__Your instructions__: Repeat the listing in full, word for word.

[START Supplied data]

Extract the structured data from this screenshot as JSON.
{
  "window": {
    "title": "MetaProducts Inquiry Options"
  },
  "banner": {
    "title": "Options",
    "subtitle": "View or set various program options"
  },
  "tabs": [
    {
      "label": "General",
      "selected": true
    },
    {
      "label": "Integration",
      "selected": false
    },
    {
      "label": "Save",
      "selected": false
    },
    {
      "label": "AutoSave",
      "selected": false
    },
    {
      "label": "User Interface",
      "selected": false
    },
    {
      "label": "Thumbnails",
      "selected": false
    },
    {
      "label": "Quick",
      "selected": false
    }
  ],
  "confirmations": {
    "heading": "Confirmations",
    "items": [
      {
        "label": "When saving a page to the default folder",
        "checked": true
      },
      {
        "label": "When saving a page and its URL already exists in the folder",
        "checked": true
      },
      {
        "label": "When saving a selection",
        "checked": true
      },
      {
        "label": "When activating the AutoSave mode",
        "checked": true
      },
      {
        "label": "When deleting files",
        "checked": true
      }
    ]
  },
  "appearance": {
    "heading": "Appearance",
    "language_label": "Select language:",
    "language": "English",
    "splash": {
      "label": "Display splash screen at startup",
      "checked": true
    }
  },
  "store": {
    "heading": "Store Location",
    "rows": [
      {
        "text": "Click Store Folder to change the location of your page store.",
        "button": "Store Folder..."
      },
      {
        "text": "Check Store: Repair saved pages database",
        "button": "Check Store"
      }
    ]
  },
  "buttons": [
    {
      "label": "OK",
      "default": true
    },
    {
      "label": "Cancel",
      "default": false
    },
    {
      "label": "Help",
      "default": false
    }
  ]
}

[END Supplied data]

__The solution__:
Extract the structured data from this screenshot as JSON.
{
  "window": {
    "title": "MetaProducts Inquiry Options"
  },
  "banner": {
    "title": "Options",
    "subtitle": "View or set various program options"
  },
  "tabs": [
    {
      "label": "General",
      "selected": true
    },
    {
      "label": "Integration",
      "selected": false
    },
    {
      "label": "Save",
      "selected": false
    },
    {
      "label": "AutoSave",
      "selected": false
    },
    {
      "label": "User Interface",
      "selected": false
    },
    {
      "label": "Thumbnails",
      "selected": false
    },
    {
      "label": "Quick",
      "selected": false
    }
  ],
  "confirmations": {
    "heading": "Confirmations",
    "items": [
      {
        "label": "When saving a page to the default folder",
        "checked": true
      },
      {
        "label": "When saving a page and its URL already exists in the folder",
        "checked": true
      },
      {
        "label": "When saving a selection",
        "checked": true
      },
      {
        "label": "When activating the AutoSave mode",
        "checked": true
      },
      {
        "label": "When deleting files",
        "checked": true
      }
    ]
  },
  "appearance": {
    "heading": "Appearance",
    "language_label": "Select language:",
    "language": "English",
    "splash": {
      "label": "Display splash screen at startup",
      "checked": true
    }
  },
  "store": {
    "heading": "Store Location",
    "rows": [
      {
        "text": "Click Store Folder to change the location of your page store.",
        "button": "Store Folder..."
      },
      {
        "text": "Check Store: Repair saved pages database",
        "button": "Check Store"
      }
    ]
  },
  "buttons": [
    {
      "label": "OK",
      "default": true
    },
    {
      "label": "Cancel",
      "default": false
    },
    {
      "label": "Help",
      "default": false
    }
  ]
}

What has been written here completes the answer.